## Start ENTRIES SUPPLIED

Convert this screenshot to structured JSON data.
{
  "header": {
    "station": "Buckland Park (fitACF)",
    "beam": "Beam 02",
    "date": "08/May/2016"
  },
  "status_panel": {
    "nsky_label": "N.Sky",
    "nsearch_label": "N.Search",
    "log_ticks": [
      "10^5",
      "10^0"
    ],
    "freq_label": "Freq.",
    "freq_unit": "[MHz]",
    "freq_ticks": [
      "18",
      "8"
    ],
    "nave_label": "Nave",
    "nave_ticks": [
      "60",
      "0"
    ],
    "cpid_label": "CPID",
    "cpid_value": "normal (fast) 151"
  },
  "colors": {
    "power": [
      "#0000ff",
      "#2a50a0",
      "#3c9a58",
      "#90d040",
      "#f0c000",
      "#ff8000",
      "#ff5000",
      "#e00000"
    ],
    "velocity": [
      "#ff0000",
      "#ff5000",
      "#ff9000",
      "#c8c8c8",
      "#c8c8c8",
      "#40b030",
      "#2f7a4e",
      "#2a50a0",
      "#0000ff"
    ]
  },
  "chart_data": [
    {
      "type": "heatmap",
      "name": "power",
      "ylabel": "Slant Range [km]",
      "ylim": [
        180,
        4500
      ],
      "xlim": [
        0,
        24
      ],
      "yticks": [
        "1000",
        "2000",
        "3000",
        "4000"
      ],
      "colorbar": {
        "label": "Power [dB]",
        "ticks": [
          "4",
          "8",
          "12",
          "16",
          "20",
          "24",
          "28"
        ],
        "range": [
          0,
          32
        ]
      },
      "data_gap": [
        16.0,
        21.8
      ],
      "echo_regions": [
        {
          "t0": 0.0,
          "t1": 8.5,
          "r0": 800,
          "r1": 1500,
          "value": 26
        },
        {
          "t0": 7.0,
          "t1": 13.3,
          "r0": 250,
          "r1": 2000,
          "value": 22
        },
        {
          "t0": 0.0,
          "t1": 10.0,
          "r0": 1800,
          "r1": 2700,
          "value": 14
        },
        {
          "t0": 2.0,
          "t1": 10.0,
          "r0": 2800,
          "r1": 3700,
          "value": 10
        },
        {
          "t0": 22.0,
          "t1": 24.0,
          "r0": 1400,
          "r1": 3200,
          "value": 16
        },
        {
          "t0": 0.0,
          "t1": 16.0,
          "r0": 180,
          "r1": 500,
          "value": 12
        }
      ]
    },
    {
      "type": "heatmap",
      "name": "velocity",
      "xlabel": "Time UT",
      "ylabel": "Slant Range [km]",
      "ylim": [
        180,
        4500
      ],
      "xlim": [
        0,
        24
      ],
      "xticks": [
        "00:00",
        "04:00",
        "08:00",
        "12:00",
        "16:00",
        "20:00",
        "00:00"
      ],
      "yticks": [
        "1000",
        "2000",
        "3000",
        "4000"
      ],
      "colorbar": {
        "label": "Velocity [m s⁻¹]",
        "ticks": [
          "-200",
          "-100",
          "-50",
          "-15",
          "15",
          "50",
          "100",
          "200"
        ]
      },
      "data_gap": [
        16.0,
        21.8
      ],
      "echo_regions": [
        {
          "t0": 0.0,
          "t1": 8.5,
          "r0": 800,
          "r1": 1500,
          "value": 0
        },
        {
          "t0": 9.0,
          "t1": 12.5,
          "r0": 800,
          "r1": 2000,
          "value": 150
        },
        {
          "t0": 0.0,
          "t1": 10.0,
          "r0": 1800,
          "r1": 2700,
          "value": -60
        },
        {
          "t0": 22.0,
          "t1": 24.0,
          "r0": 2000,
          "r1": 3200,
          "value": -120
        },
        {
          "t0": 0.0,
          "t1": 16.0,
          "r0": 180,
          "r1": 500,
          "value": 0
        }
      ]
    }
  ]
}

## End ENTRIES SUPPLIED

> _TASK STATEMENT_
Every line above should be written out again exactly as it stands.

> _SOLUTION FOR THIS PROBLEM_
Convert this screenshot to structured JSON data.
{
  "header": {
    "station": "Buckland Park (fitACF)",
    "beam": "Beam 02",
    "date": "08/May/2016"
  },
  "status_panel": {
    "nsky_label": "N.Sky",
    "nsearch_label": "N.Search",
    "log_ticks": [
      "10^5",
      "10^0"
    ],
    "freq_label": "Freq.",
    "freq_unit": "[MHz]",
    "freq_ticks": [
      "18",
      "8"
    ],
    "nave_label": "Nave",
    "nave_ticks": [
      "60",
      "0"
    ],
    "cpid_label": "CPID",
    "cpid_value": "normal (fast) 151"
  },
  "colors": {
    "power": [
      "#0000ff",
      "#2a50a0",
      "#3c9a58",
      "#90d040",
      "#f0c000",
      "#ff8000",
      "#ff5000",
      "#e00000"
    ],
    "velocity": [
      "#ff0000",
      "#ff5000",
      "#ff9000",
      "#c8c8c8",
      "#c8c8c8",
      "#40b030",
      "#2f7a4e",
      "#2a50a0",
      "#0000ff"
    ]
  },
  "chart_data": [
    {
      "type": "heatmap",
      "name": "power",
      "ylabel": "Slant Range [km]",
      "ylim": [
        180,
        4500
      ],
      "xlim": [
        0,
        24
      ],
      "yticks": [
        "1000",
        "2000",
        "3000",
        "4000"
      ],
      "colorbar": {
        "label": "Power [dB]",
        "ticks": [
          "4",
          "8",
          "12",
          "16",
          "20",
          "24",
          "28"
        ],
        "range": [
          0,
          32
        ]
      },
      "data_gap": [
        16.0,
        21.8
      ],
      "echo_regions": [
        {
          "t0": 0.0,
          "t1": 8.5,
          "r0": 800,
          "r1": 1500,
          "value": 26
        },
        {
          "t0": 7.0,
          "t1": 13.3,
          "r0": 250,
          "r1": 2000,
          "value": 22
        },
        {
          "t0": 0.0,
          "t1": 10.0,
          "r0": 1800,
          "r1": 2700,
          "value": 14
        },
        {
          "t0": 2.0,
          "t1": 10.0,
          "r0": 2800,
          "r1": 3700,
          "value": 10
        },
        {
          "t0": 22.0,
          "t1": 24.0,
          "r0": 1400,
          "r1": 3200,
          "value": 16
        },
        {
          "t0": 0.0,
          "t1": 16.0,
          "r0": 180,
          "r1": 500,
          "value": 12
        }
      ]
    },
    {
      "type": "heatmap",
      "name": "velocity",
      "xlabel": "Time UT",
      "ylabel": "Slant Range [km]",
      "ylim": [
        180,
        4500
      ],
      "xlim": [
        0,
        24
      ],
      "xticks": [
        "00:00",
        "04:00",
        "08:00",
        "12:00",
        "16:00",
        "20:00",
        "00:00"
      ],
      "yticks": [
        "1000",
        "2000",
        "3000",
        "4000"
      ],
      "colorbar": {
        "label": "Velocity [m s⁻¹]",
        "ticks": [
          "-200",
          "-100",
          "-50",
          "-15",
          "15",
          "50",
          "100",
          "200"
        ]
      },
      "data_gap": [
        16.0,
        21.8
      ],
      "echo_regions": [
        {
          "t0": 0.0,
          "t1": 8.5,
          "r0": 800,
          "r1": 1500,
          "value": 0
        },
        {
          "t0": 9.0,
          "t1": 12.5,
          "r0": 800,
          "r1": 2000,
          "value": 150
        },
        {
          "t0": 0.0,
          "t1": 10.0,
          "r0": 1800,
          "r1": 2700,
          "value": -60
        },
        {
          "t0": 22.0,
          "t1": 24.0,
          "r0": 2000,
          "r1": 3200,
          "value": -120
        },
        {
          "t0": 0.0,
          "t1": 16.0,
          "r0": 180,
          "r1": 500,
          "value": 0
        }
      ]
    }
  ]
}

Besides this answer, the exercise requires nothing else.